## Given data
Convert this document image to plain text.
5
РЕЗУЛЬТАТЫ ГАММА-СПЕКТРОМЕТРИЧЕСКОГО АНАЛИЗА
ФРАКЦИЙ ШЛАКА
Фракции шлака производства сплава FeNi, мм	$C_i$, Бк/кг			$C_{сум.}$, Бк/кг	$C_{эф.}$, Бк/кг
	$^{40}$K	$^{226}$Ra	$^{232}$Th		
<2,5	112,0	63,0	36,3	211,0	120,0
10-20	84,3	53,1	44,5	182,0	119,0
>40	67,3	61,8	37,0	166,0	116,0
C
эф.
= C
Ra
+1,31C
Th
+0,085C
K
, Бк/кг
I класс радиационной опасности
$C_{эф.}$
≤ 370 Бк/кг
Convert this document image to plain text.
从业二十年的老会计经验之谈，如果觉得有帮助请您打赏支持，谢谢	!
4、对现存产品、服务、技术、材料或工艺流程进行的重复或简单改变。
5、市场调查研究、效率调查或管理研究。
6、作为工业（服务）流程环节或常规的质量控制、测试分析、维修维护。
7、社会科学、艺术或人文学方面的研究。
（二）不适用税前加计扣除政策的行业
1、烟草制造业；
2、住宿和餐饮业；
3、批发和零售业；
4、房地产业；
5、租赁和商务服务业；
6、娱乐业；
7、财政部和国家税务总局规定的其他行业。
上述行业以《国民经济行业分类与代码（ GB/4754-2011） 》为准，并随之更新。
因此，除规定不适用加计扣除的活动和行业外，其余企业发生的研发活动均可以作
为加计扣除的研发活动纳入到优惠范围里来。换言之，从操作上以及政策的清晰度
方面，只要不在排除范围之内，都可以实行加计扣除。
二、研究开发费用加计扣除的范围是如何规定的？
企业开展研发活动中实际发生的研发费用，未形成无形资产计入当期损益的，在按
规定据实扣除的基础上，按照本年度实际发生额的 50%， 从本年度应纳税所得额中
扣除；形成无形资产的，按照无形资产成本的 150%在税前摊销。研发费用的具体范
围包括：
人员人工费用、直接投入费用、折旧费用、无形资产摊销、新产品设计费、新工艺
==
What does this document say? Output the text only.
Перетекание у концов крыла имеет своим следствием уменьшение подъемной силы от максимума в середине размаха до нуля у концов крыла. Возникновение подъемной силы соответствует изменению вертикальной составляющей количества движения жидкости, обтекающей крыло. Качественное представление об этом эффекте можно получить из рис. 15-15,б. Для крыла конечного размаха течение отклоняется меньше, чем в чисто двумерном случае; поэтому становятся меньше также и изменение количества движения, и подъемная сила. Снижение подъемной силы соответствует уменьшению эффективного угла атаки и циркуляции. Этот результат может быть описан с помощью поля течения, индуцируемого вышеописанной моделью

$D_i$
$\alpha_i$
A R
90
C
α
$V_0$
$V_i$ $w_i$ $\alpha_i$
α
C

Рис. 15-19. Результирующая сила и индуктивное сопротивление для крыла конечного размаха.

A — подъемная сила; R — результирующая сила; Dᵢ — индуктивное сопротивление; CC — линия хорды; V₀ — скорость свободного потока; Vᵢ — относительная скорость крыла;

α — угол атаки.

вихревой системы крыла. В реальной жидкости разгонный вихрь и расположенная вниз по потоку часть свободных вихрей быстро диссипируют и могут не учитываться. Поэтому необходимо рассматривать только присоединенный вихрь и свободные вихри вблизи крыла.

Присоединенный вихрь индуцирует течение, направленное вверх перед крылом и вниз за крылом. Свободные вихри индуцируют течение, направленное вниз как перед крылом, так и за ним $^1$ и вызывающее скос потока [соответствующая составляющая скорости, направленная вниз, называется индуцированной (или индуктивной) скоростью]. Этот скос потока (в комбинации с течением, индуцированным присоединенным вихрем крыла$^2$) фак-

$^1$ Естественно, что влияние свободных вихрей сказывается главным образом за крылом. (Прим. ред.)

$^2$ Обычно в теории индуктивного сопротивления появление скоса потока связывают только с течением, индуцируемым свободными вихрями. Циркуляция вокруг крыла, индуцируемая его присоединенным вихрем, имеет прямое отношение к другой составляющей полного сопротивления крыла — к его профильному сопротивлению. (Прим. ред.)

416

## Required task
Write out every line of the listing that holds the word "только".

## Response for this exercise
вихревой системы крыла. В реальной жидкости разгонный вихрь и расположенная вниз по потоку часть свободных вихрей быстро диссипируют и могут не учитываться. Поэтому необходимо рассматривать только присоединенный вихрь и свободные вихри вблизи крыла.
$^2$ Обычно в теории индуктивного сопротивления появление скоса потока связывают только с течением, индуцируемым свободными вихрями. Циркуляция вокруг крыла, индуцируемая его присоединенным вихрем, имеет прямое отношение к другой составляющей полного сопротивления крыла — к его профильному сопротивлению. (Прим. ред.)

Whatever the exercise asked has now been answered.